Task details:
Give the number of lines that include the string "связанных", nothing more.

Given records:
-*-

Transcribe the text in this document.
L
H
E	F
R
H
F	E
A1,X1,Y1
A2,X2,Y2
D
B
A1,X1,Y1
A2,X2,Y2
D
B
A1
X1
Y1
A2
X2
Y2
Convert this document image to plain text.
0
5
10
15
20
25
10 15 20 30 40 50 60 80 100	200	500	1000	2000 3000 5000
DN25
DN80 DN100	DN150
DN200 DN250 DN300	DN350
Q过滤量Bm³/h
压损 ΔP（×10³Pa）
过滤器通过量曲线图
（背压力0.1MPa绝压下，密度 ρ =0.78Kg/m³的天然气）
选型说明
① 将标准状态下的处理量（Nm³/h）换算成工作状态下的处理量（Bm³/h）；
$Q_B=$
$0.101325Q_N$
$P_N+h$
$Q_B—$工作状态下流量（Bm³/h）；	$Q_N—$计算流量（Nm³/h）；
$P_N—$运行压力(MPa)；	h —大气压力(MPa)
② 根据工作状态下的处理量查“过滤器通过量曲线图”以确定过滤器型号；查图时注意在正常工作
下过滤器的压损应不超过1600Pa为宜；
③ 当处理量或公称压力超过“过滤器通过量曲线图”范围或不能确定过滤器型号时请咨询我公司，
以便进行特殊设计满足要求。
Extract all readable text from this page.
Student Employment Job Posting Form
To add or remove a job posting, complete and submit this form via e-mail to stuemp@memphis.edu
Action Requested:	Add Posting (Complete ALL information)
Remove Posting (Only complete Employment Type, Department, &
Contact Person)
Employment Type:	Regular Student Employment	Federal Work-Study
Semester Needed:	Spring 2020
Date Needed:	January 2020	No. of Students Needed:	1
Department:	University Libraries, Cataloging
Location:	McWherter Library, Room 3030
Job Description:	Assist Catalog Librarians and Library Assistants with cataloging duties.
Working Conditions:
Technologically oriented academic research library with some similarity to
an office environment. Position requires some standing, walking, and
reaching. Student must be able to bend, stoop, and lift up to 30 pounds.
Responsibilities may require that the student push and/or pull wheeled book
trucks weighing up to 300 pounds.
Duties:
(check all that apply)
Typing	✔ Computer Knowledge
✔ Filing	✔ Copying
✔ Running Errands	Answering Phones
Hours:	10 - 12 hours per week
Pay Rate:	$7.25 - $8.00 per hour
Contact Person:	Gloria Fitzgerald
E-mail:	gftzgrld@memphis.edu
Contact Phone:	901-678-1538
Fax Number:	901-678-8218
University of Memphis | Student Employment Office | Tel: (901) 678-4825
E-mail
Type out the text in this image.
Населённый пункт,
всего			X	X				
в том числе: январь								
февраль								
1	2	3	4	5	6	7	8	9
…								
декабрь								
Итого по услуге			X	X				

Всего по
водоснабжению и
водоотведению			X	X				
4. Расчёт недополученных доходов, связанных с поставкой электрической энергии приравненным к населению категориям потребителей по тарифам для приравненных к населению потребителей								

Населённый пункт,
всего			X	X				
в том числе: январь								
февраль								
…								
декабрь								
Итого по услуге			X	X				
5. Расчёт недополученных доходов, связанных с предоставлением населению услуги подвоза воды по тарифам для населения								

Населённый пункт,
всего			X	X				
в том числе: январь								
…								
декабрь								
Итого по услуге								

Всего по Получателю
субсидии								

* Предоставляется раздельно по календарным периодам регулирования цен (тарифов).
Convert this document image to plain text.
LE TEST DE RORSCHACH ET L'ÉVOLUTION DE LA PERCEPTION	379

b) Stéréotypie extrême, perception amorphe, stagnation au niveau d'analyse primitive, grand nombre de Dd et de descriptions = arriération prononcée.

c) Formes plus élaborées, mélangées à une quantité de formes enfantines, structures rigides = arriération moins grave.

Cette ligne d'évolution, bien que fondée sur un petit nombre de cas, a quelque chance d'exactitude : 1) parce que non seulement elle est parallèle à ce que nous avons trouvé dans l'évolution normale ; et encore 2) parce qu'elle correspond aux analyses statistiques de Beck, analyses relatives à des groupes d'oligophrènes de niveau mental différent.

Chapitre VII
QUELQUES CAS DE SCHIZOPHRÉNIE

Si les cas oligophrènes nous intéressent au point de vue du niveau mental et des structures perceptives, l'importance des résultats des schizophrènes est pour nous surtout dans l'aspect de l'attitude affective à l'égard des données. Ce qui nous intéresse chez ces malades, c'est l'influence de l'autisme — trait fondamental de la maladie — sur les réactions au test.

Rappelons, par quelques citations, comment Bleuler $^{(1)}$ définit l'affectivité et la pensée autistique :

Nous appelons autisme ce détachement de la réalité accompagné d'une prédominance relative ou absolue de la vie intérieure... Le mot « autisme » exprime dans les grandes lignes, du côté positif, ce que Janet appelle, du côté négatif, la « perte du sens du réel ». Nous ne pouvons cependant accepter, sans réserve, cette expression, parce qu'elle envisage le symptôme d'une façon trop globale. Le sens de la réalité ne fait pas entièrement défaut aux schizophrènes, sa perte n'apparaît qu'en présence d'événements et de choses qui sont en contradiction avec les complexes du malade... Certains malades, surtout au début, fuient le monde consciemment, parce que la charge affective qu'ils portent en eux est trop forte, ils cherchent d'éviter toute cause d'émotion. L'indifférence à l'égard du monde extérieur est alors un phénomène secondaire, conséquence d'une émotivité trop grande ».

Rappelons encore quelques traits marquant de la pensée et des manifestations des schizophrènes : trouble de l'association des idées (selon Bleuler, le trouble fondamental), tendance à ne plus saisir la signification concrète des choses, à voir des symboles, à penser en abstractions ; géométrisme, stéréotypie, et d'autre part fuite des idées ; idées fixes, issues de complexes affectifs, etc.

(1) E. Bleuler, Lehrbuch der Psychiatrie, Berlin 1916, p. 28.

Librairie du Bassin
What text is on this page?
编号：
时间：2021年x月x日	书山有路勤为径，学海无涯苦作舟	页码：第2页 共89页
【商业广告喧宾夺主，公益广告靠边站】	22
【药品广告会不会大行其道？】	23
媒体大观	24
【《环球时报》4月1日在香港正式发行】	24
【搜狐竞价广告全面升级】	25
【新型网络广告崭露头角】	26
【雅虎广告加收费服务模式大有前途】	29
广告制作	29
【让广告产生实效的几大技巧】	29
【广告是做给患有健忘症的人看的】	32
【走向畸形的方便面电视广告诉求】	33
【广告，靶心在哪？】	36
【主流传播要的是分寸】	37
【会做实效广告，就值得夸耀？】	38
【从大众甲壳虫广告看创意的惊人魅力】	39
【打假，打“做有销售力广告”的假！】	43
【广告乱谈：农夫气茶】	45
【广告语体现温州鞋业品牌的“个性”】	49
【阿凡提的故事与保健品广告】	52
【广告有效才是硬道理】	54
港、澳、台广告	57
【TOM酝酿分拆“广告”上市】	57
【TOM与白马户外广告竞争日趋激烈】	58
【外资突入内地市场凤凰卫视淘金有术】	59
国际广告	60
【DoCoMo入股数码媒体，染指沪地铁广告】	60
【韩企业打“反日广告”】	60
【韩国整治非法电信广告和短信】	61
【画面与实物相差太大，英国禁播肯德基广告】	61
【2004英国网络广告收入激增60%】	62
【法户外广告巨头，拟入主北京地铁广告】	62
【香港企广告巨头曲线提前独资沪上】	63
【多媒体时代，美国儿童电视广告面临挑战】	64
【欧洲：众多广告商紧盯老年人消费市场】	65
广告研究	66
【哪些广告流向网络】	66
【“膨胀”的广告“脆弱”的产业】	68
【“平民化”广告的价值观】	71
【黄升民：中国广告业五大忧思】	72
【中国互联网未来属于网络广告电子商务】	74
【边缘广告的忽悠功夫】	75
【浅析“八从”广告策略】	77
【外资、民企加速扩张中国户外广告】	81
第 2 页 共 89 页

-*-

Task result:
2